THE REQUEST
Can you give the items below again with every "video-card" replaced by "clip-card" and everything else left unchanged?

------------------------------------------------------------------------

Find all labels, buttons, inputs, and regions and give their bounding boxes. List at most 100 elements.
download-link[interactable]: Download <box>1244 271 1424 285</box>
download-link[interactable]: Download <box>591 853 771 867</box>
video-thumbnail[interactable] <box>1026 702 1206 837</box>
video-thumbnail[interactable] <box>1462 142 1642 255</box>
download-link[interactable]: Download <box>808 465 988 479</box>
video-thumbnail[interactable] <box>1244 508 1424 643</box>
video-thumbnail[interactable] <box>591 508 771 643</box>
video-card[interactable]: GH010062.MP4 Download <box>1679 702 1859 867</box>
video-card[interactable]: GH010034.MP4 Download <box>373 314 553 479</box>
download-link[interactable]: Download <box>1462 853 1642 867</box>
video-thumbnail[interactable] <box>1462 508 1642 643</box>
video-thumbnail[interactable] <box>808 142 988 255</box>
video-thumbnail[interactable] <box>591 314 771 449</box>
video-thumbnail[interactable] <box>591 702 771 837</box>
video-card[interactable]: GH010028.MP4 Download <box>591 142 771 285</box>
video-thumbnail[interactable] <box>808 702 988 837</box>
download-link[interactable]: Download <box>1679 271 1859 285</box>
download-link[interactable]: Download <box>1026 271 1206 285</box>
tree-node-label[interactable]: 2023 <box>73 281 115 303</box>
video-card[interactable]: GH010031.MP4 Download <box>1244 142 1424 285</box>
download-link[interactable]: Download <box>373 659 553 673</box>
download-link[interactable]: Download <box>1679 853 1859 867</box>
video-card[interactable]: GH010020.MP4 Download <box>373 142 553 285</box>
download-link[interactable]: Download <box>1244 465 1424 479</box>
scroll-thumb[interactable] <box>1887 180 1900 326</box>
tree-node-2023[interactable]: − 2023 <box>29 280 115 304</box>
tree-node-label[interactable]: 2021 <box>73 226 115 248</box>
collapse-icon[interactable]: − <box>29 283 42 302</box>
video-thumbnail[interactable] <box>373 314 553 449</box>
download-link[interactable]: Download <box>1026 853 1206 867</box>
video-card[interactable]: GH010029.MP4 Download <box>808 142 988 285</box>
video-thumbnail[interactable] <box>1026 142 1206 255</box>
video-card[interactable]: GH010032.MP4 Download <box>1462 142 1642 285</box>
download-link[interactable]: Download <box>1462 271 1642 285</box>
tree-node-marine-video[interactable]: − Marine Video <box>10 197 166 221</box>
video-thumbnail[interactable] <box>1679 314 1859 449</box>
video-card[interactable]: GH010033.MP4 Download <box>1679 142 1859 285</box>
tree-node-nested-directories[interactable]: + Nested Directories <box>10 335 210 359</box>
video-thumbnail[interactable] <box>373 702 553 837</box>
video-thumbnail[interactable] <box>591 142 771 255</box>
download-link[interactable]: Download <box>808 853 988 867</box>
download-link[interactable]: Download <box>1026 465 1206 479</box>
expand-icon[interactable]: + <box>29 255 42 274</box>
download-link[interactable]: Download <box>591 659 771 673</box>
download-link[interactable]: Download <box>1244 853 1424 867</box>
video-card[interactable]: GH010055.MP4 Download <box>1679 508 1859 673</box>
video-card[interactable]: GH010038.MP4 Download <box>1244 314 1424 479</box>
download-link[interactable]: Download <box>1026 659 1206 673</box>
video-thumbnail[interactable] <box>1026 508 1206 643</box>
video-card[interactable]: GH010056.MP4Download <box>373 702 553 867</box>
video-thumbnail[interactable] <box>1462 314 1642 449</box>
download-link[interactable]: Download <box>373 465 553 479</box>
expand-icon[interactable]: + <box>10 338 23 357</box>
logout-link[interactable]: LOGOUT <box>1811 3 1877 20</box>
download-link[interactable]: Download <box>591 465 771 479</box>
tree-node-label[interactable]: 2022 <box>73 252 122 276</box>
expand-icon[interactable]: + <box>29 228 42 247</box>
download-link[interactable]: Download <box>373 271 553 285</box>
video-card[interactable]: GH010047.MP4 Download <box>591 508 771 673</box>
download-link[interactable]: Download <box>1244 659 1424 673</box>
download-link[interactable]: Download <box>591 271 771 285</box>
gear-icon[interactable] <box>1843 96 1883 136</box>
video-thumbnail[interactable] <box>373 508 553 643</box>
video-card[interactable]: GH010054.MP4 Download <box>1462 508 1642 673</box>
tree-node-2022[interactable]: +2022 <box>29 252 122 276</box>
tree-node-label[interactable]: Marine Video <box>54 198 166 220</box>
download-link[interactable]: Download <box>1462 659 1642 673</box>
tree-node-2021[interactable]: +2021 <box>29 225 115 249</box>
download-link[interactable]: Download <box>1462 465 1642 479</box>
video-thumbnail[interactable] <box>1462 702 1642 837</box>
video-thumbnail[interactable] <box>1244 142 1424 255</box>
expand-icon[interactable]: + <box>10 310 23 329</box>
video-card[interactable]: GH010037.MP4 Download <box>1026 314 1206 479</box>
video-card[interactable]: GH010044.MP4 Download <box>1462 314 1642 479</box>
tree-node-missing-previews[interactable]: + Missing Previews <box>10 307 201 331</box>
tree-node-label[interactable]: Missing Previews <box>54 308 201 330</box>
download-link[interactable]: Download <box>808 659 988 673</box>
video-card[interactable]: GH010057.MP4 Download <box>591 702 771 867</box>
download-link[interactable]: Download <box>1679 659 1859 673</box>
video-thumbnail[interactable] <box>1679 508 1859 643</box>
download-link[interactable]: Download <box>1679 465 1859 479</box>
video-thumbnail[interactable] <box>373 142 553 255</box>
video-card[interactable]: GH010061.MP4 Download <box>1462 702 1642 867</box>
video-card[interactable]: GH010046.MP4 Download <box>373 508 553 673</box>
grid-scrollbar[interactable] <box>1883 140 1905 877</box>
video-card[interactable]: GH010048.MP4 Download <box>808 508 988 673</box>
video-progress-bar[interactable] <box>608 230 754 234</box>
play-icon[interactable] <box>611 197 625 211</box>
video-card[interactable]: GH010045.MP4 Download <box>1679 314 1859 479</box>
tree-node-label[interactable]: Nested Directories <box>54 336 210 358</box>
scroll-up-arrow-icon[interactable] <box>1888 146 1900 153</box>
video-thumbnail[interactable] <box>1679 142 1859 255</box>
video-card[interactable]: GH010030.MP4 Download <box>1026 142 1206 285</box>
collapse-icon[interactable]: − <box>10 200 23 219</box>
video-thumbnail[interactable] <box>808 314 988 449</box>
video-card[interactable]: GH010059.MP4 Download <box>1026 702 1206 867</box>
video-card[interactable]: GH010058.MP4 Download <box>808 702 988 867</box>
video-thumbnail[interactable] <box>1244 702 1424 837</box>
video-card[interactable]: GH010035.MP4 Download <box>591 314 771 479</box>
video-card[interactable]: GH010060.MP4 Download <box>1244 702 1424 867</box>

------------------------------------------------------------------------

RESULT FOR THIS TASK
Find all labels, buttons, inputs, and regions and give their bounding boxes. List at most 100 elements.
download-link[interactable]: Download <box>1244 271 1424 285</box>
download-link[interactable]: Download <box>591 853 771 867</box>
video-thumbnail[interactable] <box>1026 702 1206 837</box>
video-thumbnail[interactable] <box>1462 142 1642 255</box>
download-link[interactable]: Download <box>808 465 988 479</box>
video-thumbnail[interactable] <box>1244 508 1424 643</box>
video-thumbnail[interactable] <box>591 508 771 643</box>
clip-card[interactable]: GH010062.MP4 Download <box>1679 702 1859 867</box>
clip-card[interactable]: GH010034.MP4 Download <box>373 314 553 479</box>
download-link[interactable]: Download <box>1462 853 1642 867</box>
video-thumbnail[interactable] <box>1462 508 1642 643</box>
video-thumbnail[interactable] <box>808 142 988 255</box>
video-thumbnail[interactable] <box>591 314 771 449</box>
video-thumbnail[interactable] <box>591 702 771 837</box>
clip-card[interactable]: GH010028.MP4 Download <box>591 142 771 285</box>
video-thumbnail[interactable] <box>808 702 988 837</box>
download-link[interactable]: Download <box>1679 271 1859 285</box>
download-link[interactable]: Download <box>1026 271 1206 285</box>
tree-node-label[interactable]: 2023 <box>73 281 115 303</box>
clip-card[interactable]: GH010031.MP4 Download <box>1244 142 1424 285</box>
download-link[interactable]: Download <box>373 659 553 673</box>
download-link[interactable]: Download <box>1679 853 1859 867</box>
clip-card[interactable]: GH010020.MP4 Download <box>373 142 553 285</box>
download-link[interactable]: Download <box>1244 465 1424 479</box>
scroll-thumb[interactable] <box>1887 180 1900 326</box>
tree-node-2023[interactable]: − 2023 <box>29 280 115 304</box>
tree-node-label[interactable]: 2021 <box>73 226 115 248</box>
collapse-icon[interactable]: − <box>29 283 42 302</box>
video-thumbnail[interactable] <box>373 314 553 449</box>
download-link[interactable]: Download <box>1026 853 1206 867</box>
clip-card[interactable]: GH010029.MP4 Download <box>808 142 988 285</box>
video-thumbnail[interactable] <box>1026 142 1206 255</box>
clip-card[interactable]: GH010032.MP4 Download <box>1462 142 1642 285</box>
download-link[interactable]: Download <box>1462 271 1642 285</box>
tree-node-marine-video[interactable]: − Marine Video <box>10 197 166 221</box>
video-thumbnail[interactable] <box>1679 314 1859 449</box>
clip-card[interactable]: GH010033.MP4 Download <box>1679 142 1859 285</box>
tree-node-nested-directories[interactable]: + Nested Directories <box>10 335 210 359</box>
video-thumbnail[interactable] <box>373 702 553 837</box>
video-thumbnail[interactable] <box>591 142 771 255</box>
download-link[interactable]: Download <box>808 853 988 867</box>
download-link[interactable]: Download <box>1026 465 1206 479</box>
expand-icon[interactable]: + <box>29 255 42 274</box>
download-link[interactable]: Download <box>591 659 771 673</box>
download-link[interactable]: Download <box>1244 853 1424 867</box>
clip-card[interactable]: GH010055.MP4 Download <box>1679 508 1859 673</box>
clip-card[interactable]: GH010038.MP4 Download <box>1244 314 1424 479</box>
download-link[interactable]: Download <box>1026 659 1206 673</box>
video-thumbnail[interactable] <box>1026 508 1206 643</box>
clip-card[interactable]: GH010056.MP4Download <box>373 702 553 867</box>
video-thumbnail[interactable] <box>1462 314 1642 449</box>
download-link[interactable]: Download <box>373 465 553 479</box>
expand-icon[interactable]: + <box>10 338 23 357</box>
logout-link[interactable]: LOGOUT <box>1811 3 1877 20</box>
download-link[interactable]: Download <box>591 465 771 479</box>
tree-node-label[interactable]: 2022 <box>73 252 122 276</box>
expand-icon[interactable]: + <box>29 228 42 247</box>
download-link[interactable]: Download <box>373 271 553 285</box>
clip-card[interactable]: GH010047.MP4 Download <box>591 508 771 673</box>
download-link[interactable]: Download <box>1244 659 1424 673</box>
download-link[interactable]: Download <box>591 271 771 285</box>
gear-icon[interactable] <box>1843 96 1883 136</box>
video-thumbnail[interactable] <box>373 508 553 643</box>
clip-card[interactable]: GH010054.MP4 Download <box>1462 508 1642 673</box>
tree-node-2022[interactable]: +2022 <box>29 252 122 276</box>
tree-node-label[interactable]: Marine Video <box>54 198 166 220</box>
download-link[interactable]: Download <box>1462 659 1642 673</box>
tree-node-2021[interactable]: +2021 <box>29 225 115 249</box>
download-link[interactable]: Download <box>1462 465 1642 479</box>
video-thumbnail[interactable] <box>1462 702 1642 837</box>
video-thumbnail[interactable] <box>1244 142 1424 255</box>
expand-icon[interactable]: + <box>10 310 23 329</box>
clip-card[interactable]: GH010037.MP4 Download <box>1026 314 1206 479</box>
clip-card[interactable]: GH010044.MP4 Download <box>1462 314 1642 479</box>
tree-node-missing-previews[interactable]: + Missing Previews <box>10 307 201 331</box>
tree-node-label[interactable]: Missing Previews <box>54 308 201 330</box>
download-link[interactable]: Download <box>808 659 988 673</box>
clip-card[interactable]: GH010057.MP4 Download <box>591 702 771 867</box>
download-link[interactable]: Download <box>1679 659 1859 673</box>
video-thumbnail[interactable] <box>1679 508 1859 643</box>
download-link[interactable]: Download <box>1679 465 1859 479</box>
video-thumbnail[interactable] <box>373 142 553 255</box>
clip-card[interactable]: GH010061.MP4 Download <box>1462 702 1642 867</box>
clip-card[interactable]: GH010046.MP4 Download <box>373 508 553 673</box>
grid-scrollbar[interactable] <box>1883 140 1905 877</box>
clip-card[interactable]: GH010048.MP4 Download <box>808 508 988 673</box>
video-progress-bar[interactable] <box>608 230 754 234</box>
play-icon[interactable] <box>611 197 625 211</box>
clip-card[interactable]: GH010045.MP4 Download <box>1679 314 1859 479</box>
tree-node-label[interactable]: Nested Directories <box>54 336 210 358</box>
scroll-up-arrow-icon[interactable] <box>1888 146 1900 153</box>
video-thumbnail[interactable] <box>1679 142 1859 255</box>
clip-card[interactable]: GH010030.MP4 Download <box>1026 142 1206 285</box>
collapse-icon[interactable]: − <box>10 200 23 219</box>
video-thumbnail[interactable] <box>808 314 988 449</box>
clip-card[interactable]: GH010059.MP4 Download <box>1026 702 1206 867</box>
clip-card[interactable]: GH010058.MP4 Download <box>808 702 988 867</box>
video-thumbnail[interactable] <box>1244 702 1424 837</box>
clip-card[interactable]: GH010035.MP4 Download <box>591 314 771 479</box>
clip-card[interactable]: GH010060.MP4 Download <box>1244 702 1424 867</box>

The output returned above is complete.